__Work to do__
Please print all of the material below, word for word.

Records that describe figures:
## Start

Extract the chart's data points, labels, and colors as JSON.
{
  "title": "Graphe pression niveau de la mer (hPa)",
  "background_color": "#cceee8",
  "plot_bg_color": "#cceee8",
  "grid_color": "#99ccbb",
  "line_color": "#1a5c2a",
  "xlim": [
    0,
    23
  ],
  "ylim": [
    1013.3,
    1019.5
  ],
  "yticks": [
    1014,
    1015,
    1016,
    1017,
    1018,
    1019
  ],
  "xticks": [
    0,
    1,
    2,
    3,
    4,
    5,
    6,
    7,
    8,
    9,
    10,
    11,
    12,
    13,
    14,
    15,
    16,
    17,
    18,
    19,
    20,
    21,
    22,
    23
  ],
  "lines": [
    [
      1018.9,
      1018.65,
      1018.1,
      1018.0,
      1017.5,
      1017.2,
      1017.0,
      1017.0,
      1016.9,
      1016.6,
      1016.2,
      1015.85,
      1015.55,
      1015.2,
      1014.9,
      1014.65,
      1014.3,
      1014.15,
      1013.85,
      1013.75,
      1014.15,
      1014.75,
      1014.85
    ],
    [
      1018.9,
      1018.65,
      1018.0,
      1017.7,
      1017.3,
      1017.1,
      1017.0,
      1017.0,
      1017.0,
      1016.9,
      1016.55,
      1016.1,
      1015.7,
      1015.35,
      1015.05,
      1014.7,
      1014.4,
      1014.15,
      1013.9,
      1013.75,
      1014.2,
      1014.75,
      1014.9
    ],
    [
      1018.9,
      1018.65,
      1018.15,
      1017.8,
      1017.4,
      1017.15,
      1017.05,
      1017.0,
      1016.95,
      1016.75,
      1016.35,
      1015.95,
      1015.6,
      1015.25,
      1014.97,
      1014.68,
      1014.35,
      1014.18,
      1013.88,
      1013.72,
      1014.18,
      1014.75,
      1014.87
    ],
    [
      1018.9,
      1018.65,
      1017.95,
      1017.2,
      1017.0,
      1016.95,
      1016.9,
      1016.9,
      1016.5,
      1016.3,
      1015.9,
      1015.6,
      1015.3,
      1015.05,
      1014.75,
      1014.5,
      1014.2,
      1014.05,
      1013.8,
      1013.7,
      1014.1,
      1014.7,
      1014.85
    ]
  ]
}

## End

__Reply__
Extract the chart's data points, labels, and colors as JSON.
{
  "title": "Graphe pression niveau de la mer (hPa)",
  "background_color": "#cceee8",
  "plot_bg_color": "#cceee8",
  "grid_color": "#99ccbb",
  "line_color": "#1a5c2a",
  "xlim": [
    0,
    23
  ],
  "ylim": [
    1013.3,
    1019.5
  ],
  "yticks": [
    1014,
    1015,
    1016,
    1017,
    1018,
    1019
  ],
  "xticks": [
    0,
    1,
    2,
    3,
    4,
    5,
    6,
    7,
    8,
    9,
    10,
    11,
    12,
    13,
    14,
    15,
    16,
    17,
    18,
    19,
    20,
    21,
    22,
    23
  ],
  "lines": [
    [
      1018.9,
      1018.65,
      1018.1,
      1018.0,
      1017.5,
      1017.2,
      1017.0,
      1017.0,
      1016.9,
      1016.6,
      1016.2,
      1015.85,
      1015.55,
      1015.2,
      1014.9,
      1014.65,
      1014.3,
      1014.15,
      1013.85,
      1013.75,
      1014.15,
      1014.75,
      1014.85
    ],
    [
      1018.9,
      1018.65,
      1018.0,
      1017.7,
      1017.3,
      1017.1,
      1017.0,
      1017.0,
      1017.0,
      1016.9,
      1016.55,
      1016.1,
      1015.7,
      1015.35,
      1015.05,
      1014.7,
      1014.4,
      1014.15,
      1013.9,
      1013.75,
      1014.2,
      1014.75,
      1014.9
    ],
    [
      1018.9,
      1018.65,
      1018.15,
      1017.8,
      1017.4,
      1017.15,
      1017.05,
      1017.0,
      1016.95,
      1016.75,
      1016.35,
      1015.95,
      1015.6,
      1015.25,
      1014.97,
      1014.68,
      1014.35,
      1014.18,
      1013.88,
      1013.72,
      1014.18,
      1014.75,
      1014.87
    ],
    [
      1018.9,
      1018.65,
      1017.95,
      1017.2,
      1017.0,
      1016.95,
      1016.9,
      1016.9,
      1016.5,
      1016.3,
      1015.9,
      1015.6,
      1015.3,
      1015.05,
      1014.75,
      1014.5,
      1014.2,
      1014.05,
      1013.8,
      1013.7,
      1014.1,
      1014.7,
      1014.85
    ]
  ]
}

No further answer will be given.